WHAT IS ASKED
Copy every line from the data below in which the string "cdot" can be found.

━━━━━━━━

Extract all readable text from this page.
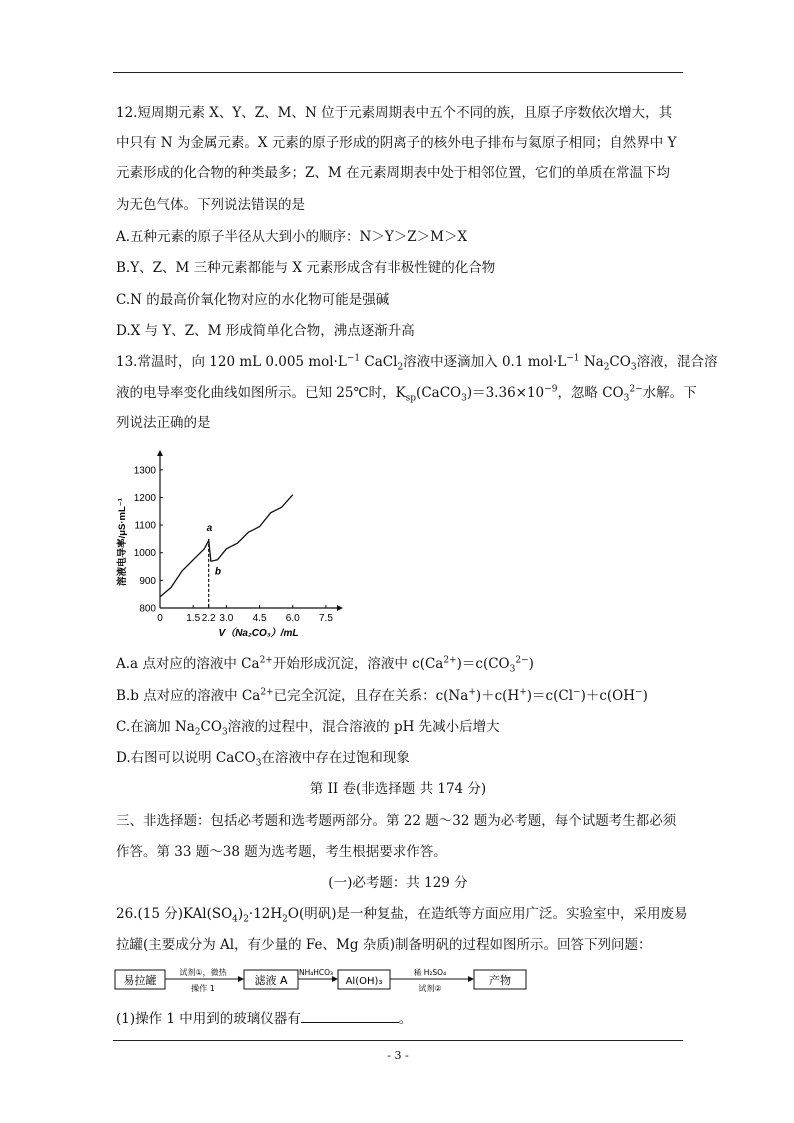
12.短周期元素 X、Y、Z、M、N 位于元素周期表中五个不同的族，且原子序数依次增大，其
中只有 N 为金属元素。X 元素的原子形成的阴离子的核外电子排布与氦原子相同；自然界中 Y
元素形成的化合物的种类最多；Z、M 在元素周期表中处于相邻位置，它们的单质在常温下均
为无色气体。下列说法错误的是
A.五种元素的原子半径从大到小的顺序：N＞Y＞Z＞M＞X
B.Y、Z、M 三种元素都能与 X 元素形成含有非极性键的化合物
C.N 的最高价氧化物对应的水化物可能是强碱
D.X 与 Y、Z、M 形成简单化合物，沸点逐渐升高
13.常温时，向 120 mL 0.005 $mol\cdot L^{-1}$ CaCl$_2$溶液中逐滴加入 0.1 $mol\cdot L^{-1}$ $Na_2CO_3$溶液，混合溶
液的电导率变化曲线如图所示。已知 25℃时，$K_{sp}(CaCO_3)=3.36\times 10^{-9}$，忽略 $CO_3^{2-}$水解。下
列说法正确的是
800
900
1000
1100
1200
1300
0 1.5 2.2 3.0 4.5 6.0 7.5
a
b
V（Na₂CO₃）/mL
溶液电导率/μS·mL⁻¹
A.a 点对应的溶液中 $Ca^{2+}$开始形成沉淀，溶液中 $c(Ca^{2+})=c(CO_3^{2-})$
B.b 点对应的溶液中 $Ca^{2+}$已完全沉淀，且存在关系：c(Na+)＋c(H+)＝c(Cl−)＋c(OH−)
C.在滴加 $Na_2CO_3$溶液的过程中，混合溶液的 pH 先减小后增大
D.右图可以说明 CaCO$_3$在溶液中存在过饱和现象
第 II 卷(非选择题 共 174 分)
三、非选择题：包括必考题和选考题两部分。第 22 题～32 题为必考题，每个试题考生都必须
作答。第 33 题～38 题为选考题，考生根据要求作答。
(一)必考题：共 129 分
26.(15 分)$KAl(SO_4)_2\cdot 12H_2O$(明矾)是一种复盐，在造纸等方面应用广泛。实验室中，采用废易
拉罐(主要成分为 Al，有少量的 Fe、Mg 杂质)制备明矾的过程如图所示。回答下列问题：
易拉罐
试剂①，微热
操作 1
滤液 A
NH₄HCO₃
Al(OH)₃
稀 H₂SO₄
试剂②
产物
(1)操作 1 中用到的玻璃仪器有	。
- 3 -
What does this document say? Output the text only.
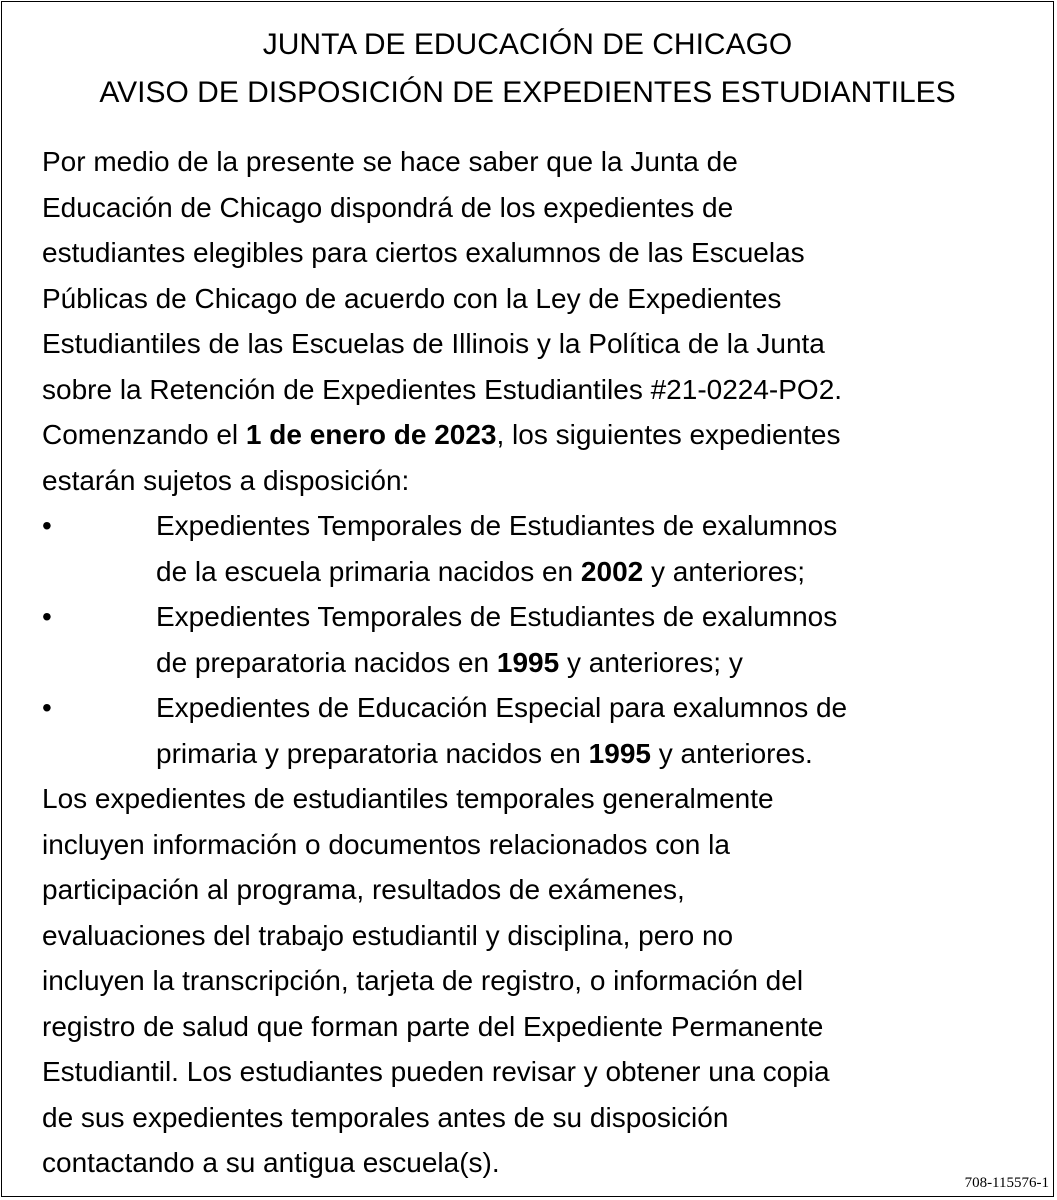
JUNTA DE EDUCACIÓN DE CHICAGO
AVISO DE DISPOSICIÓN DE EXPEDIENTES ESTUDIANTILES

Por medio de la presente se hace saber que la Junta de
Educación de Chicago dispondrá de los expedientes de
estudiantes elegibles para ciertos exalumnos de las Escuelas
Públicas de Chicago de acuerdo con la Ley de Expedientes
Estudiantiles de las Escuelas de Illinois y la Política de la Junta
sobre la Retención de Expedientes Estudiantiles #21-0224-PO2.
Comenzando el 1 de enero de 2023, los siguientes expedientes
estarán sujetos a disposición:

•	Expedientes Temporales de Estudiantes de exalumnos
de la escuela primaria nacidos en 2002 y anteriores;
•	Expedientes Temporales de Estudiantes de exalumnos
de preparatoria nacidos en 1995 y anteriores; y
•	Expedientes de Educación Especial para exalumnos de
primaria y preparatoria nacidos en 1995 y anteriores.

Los expedientes de estudiantiles temporales generalmente
incluyen información o documentos relacionados con la
participación al programa, resultados de exámenes,
evaluaciones del trabajo estudiantil y disciplina, pero no
incluyen la transcripción, tarjeta de registro, o información del
registro de salud que forman parte del Expediente Permanente
Estudiantil. Los estudiantes pueden revisar y obtener una copia
de sus expedientes temporales antes de su disposición
contactando a su antigua escuela(s).

708-115576-1
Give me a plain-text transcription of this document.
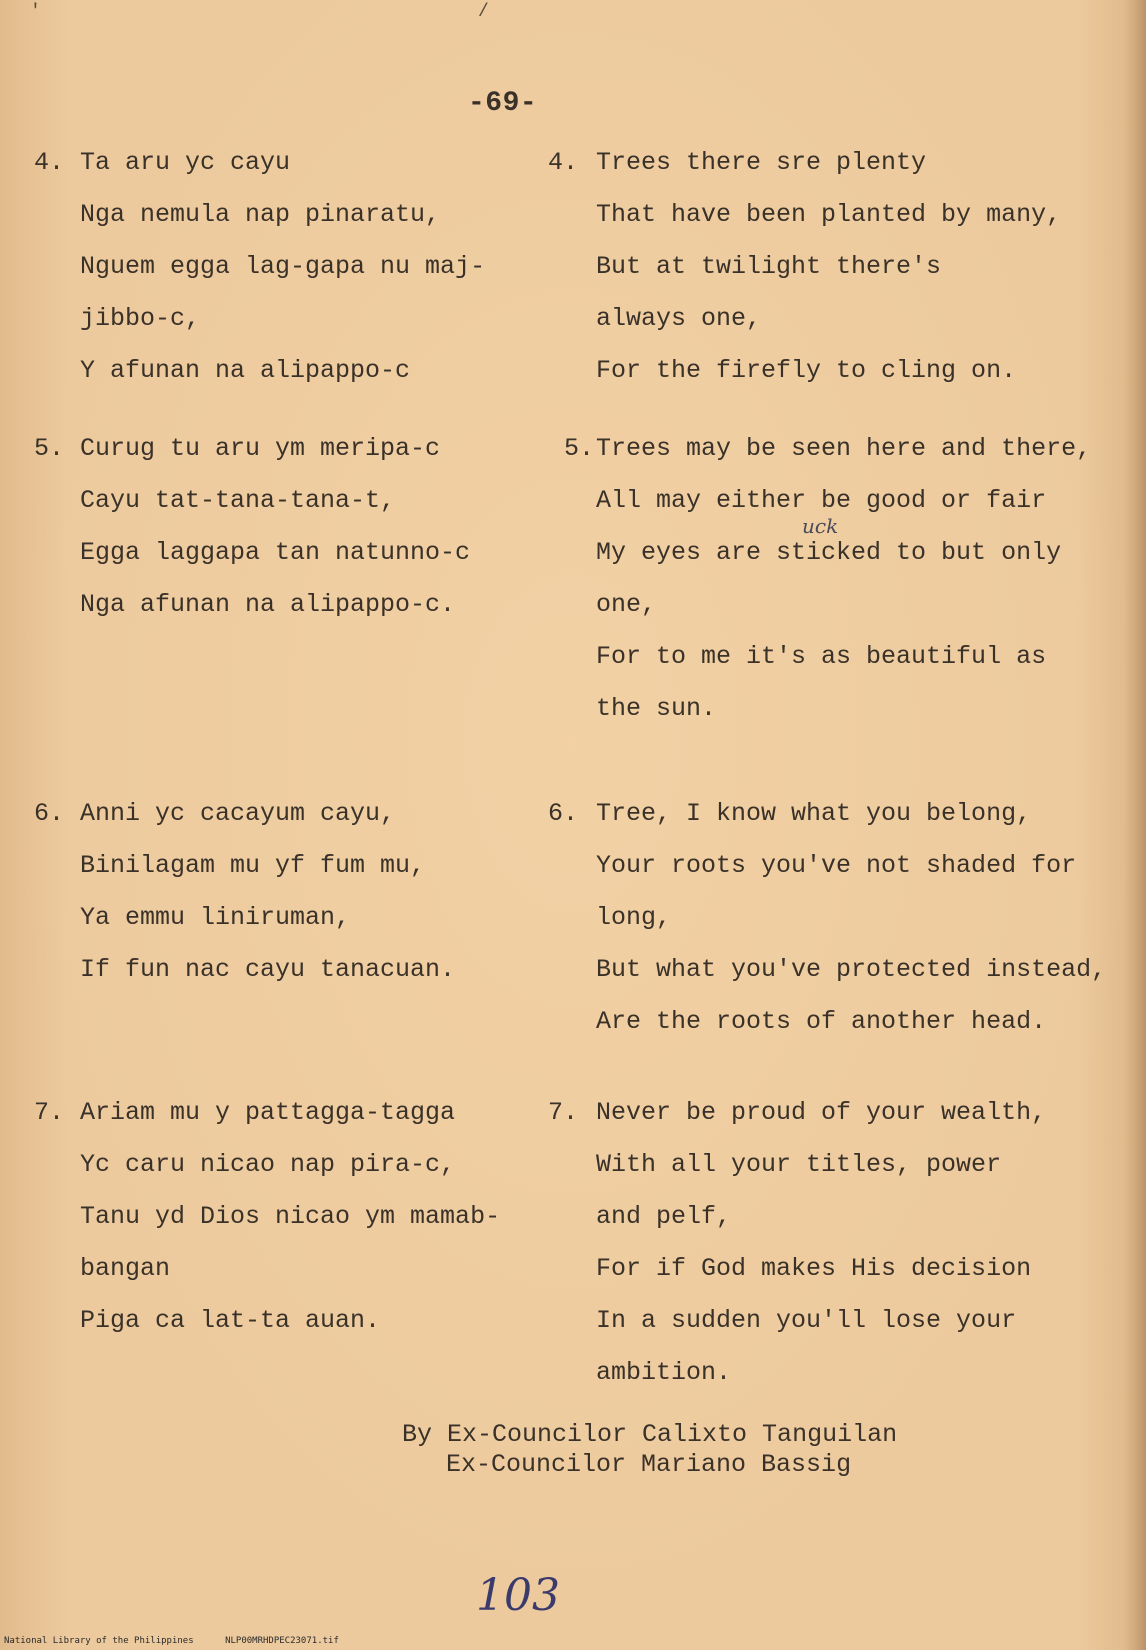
-69-
4. Ta aru yc cayu
Nga nemula nap pinaratu,
Nguem egga lag-gapa nu maj-
jibbo-c,
Y afunan na alipappo-c
5. Curug tu aru ym meripa-c
Cayu tat-tana-tana-t,
Egga laggapa tan natunno-c
Nga afunan na alipappo-c.
6. Anni yc cacayum cayu,
Binilagam mu yf fum mu,
Ya emmu liniruman,
If fun nac cayu tanacuan.
7. Ariam mu y pattagga-tagga
Yc caru nicao nap pira-c,
Tanu yd Dios nicao ym mamab-
bangan
Piga ca lat-ta auan.
4. Trees there sre plenty
That have been planted by many,
But at twilight there's
always one,
For the firefly to cling on.
5. Trees may be seen here and there,
All may either be good or fair
My eyes are sticked to but only
uck
one,
For to me it's as beautiful as
the sun.
6. Tree, I know what you belong,
Your roots you've not shaded for
long,
But what you've protected instead,
Are the roots of another head.
7. Never be proud of your wealth,
With all your titles, power
and pelf,
For if God makes His decision
In a sudden you'll lose your
ambition.
By Ex-Councilor Calixto Tanguilan
Ex-Councilor Mariano Bassig
/
'
103
National Library of the Philippines	NLP00MRHDPEC23071.tif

━━━━━━━━

EXERCISE RESULT
13.常温时，向 120 mL 0.005 $mol\cdot L^{-1}$ CaCl$_2$溶液中逐滴加入 0.1 $mol\cdot L^{-1}$ $Na_2CO_3$溶液，混合溶
26.(15 分)$KAl(SO_4)_2\cdot 12H_2O$(明矾)是一种复盐，在造纸等方面应用广泛。实验室中，采用废易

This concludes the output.